● **What you have to do**
Where the string "band" occurs in the material below, report the whole line.

● **Data in this exercise**
◆ ◆ ◆ ◆ ◆ ◆ ◆

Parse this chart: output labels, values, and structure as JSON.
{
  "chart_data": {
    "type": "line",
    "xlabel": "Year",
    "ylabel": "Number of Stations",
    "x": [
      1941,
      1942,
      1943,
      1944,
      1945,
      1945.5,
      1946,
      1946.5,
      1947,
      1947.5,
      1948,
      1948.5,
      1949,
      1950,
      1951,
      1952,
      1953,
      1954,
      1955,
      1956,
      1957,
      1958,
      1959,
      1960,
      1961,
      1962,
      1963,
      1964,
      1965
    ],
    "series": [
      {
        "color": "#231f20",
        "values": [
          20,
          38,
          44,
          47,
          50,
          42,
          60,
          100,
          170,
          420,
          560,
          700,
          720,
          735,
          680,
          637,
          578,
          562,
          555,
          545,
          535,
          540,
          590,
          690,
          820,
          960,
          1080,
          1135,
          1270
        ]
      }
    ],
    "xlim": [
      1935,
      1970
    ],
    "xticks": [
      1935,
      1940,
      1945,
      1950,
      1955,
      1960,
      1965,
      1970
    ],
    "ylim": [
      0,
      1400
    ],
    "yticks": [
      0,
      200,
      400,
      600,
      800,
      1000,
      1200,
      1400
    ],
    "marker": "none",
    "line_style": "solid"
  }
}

◆ ◆ ◆ ◆ ◆ ◆ ◆

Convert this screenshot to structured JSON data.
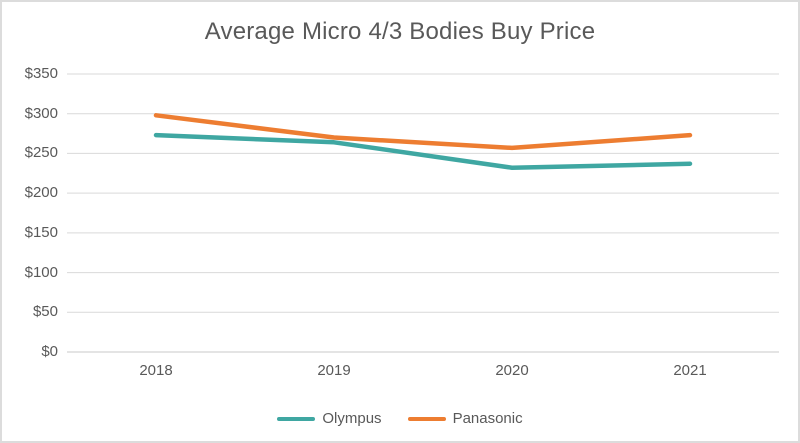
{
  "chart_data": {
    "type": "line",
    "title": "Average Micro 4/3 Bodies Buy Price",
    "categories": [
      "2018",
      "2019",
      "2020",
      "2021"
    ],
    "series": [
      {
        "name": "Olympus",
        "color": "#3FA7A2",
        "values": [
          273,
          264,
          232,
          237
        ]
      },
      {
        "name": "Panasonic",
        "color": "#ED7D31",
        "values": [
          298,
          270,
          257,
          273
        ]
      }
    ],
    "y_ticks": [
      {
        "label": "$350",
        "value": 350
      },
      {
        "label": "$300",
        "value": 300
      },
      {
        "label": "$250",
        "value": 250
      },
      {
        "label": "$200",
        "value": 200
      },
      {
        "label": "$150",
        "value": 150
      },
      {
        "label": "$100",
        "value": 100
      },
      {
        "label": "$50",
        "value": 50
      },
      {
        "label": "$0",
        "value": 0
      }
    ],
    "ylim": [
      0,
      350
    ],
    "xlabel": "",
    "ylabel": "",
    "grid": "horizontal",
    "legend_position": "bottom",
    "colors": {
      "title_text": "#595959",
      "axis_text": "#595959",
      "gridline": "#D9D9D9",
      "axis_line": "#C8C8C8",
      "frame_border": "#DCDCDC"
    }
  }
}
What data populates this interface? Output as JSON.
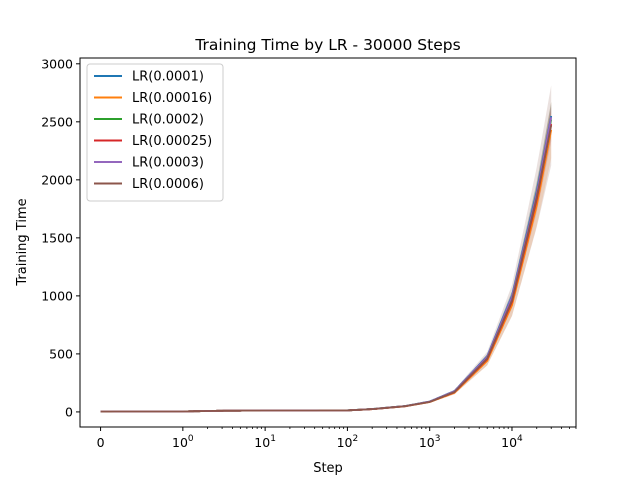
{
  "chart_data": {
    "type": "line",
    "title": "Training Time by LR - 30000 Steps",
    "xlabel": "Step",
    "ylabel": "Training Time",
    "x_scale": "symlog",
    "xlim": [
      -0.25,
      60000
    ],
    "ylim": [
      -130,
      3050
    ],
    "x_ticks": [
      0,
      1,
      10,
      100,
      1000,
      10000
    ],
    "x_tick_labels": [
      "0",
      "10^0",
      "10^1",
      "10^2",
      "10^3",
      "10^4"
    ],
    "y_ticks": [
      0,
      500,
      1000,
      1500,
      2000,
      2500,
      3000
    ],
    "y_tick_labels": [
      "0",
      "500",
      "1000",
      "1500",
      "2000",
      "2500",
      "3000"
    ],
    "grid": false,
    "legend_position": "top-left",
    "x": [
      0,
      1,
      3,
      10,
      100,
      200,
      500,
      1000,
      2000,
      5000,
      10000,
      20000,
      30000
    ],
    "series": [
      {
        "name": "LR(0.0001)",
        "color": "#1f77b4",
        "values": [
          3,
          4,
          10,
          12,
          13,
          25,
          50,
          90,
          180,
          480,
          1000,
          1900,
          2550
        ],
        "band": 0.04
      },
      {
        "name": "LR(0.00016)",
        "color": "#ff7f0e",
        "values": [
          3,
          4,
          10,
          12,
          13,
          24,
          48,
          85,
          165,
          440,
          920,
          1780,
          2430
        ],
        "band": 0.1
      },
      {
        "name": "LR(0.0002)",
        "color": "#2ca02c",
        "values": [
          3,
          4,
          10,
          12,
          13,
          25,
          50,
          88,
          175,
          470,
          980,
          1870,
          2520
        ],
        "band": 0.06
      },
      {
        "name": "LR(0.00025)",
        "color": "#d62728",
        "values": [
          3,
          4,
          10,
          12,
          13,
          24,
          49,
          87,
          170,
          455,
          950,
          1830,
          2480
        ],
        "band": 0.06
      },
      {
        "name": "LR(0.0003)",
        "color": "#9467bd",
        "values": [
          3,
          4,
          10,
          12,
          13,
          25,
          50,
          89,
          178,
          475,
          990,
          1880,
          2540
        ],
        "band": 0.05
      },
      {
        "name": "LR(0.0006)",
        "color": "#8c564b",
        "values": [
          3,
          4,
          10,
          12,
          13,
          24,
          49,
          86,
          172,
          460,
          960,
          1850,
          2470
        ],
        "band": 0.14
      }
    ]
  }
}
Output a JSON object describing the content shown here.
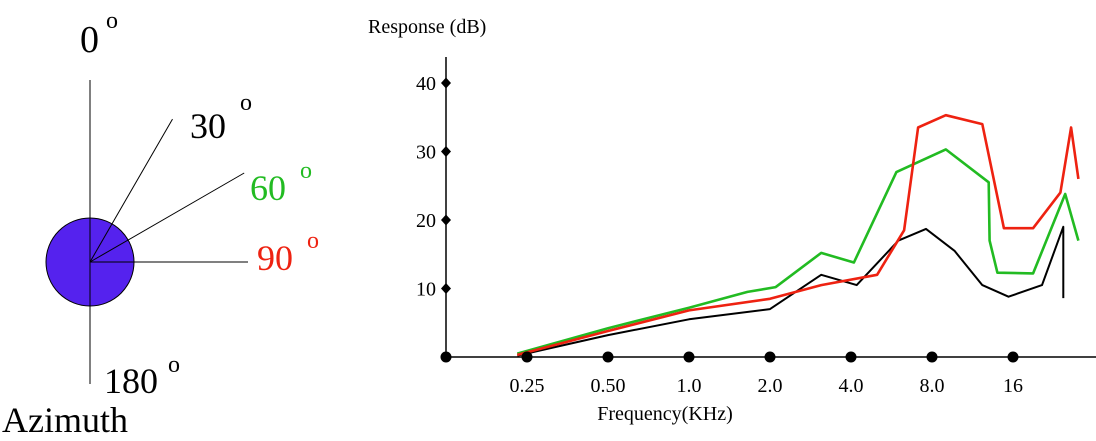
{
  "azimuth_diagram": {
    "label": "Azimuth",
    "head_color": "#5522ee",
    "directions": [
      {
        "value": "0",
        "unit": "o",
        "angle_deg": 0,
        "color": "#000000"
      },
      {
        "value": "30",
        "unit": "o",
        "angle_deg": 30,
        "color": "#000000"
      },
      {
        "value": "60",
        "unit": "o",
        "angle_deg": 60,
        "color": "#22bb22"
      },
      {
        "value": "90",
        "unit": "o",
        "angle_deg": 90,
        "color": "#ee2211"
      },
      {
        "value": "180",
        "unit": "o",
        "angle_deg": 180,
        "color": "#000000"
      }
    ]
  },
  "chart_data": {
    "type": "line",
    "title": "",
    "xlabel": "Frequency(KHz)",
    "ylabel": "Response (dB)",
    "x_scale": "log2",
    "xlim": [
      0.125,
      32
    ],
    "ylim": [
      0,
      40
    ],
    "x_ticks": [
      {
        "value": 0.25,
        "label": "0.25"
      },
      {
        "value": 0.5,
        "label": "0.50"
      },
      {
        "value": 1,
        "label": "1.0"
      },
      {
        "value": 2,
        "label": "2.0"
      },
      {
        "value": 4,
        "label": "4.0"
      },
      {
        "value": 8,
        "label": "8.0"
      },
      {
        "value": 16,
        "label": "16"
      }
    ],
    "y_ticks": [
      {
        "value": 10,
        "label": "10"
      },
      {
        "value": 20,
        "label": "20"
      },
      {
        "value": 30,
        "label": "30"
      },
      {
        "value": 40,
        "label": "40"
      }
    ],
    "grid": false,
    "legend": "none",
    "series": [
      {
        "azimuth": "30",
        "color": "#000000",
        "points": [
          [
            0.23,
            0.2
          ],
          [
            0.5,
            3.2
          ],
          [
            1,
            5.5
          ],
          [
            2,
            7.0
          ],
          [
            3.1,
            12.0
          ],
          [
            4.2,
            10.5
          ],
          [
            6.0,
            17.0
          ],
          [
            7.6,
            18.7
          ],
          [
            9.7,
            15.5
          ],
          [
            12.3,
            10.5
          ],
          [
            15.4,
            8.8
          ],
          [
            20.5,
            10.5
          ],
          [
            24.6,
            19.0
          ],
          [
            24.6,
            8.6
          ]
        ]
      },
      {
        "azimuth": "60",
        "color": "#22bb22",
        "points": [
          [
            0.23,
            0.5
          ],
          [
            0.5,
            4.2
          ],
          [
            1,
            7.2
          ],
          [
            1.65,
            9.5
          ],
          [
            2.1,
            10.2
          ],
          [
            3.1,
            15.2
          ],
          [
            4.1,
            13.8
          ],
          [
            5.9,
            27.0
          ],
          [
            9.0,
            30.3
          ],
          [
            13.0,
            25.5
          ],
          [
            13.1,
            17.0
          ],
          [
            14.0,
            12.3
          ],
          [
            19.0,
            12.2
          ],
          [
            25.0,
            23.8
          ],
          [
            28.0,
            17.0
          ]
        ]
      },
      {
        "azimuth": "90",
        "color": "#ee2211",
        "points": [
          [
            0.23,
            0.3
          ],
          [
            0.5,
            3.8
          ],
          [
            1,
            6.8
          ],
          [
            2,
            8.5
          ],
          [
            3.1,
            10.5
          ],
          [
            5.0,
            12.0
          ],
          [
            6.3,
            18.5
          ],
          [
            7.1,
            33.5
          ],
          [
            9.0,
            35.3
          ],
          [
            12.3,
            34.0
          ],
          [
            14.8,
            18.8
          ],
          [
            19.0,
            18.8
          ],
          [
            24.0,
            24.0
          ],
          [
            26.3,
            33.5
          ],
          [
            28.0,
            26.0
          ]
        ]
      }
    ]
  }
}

◆ ◆ ◆ ◆ ◆ ◆ ◆

● **Solution**
        "band": 0.04
        "band": 0.1
        "band": 0.06
        "band": 0.06
        "band": 0.05
        "band": 0.14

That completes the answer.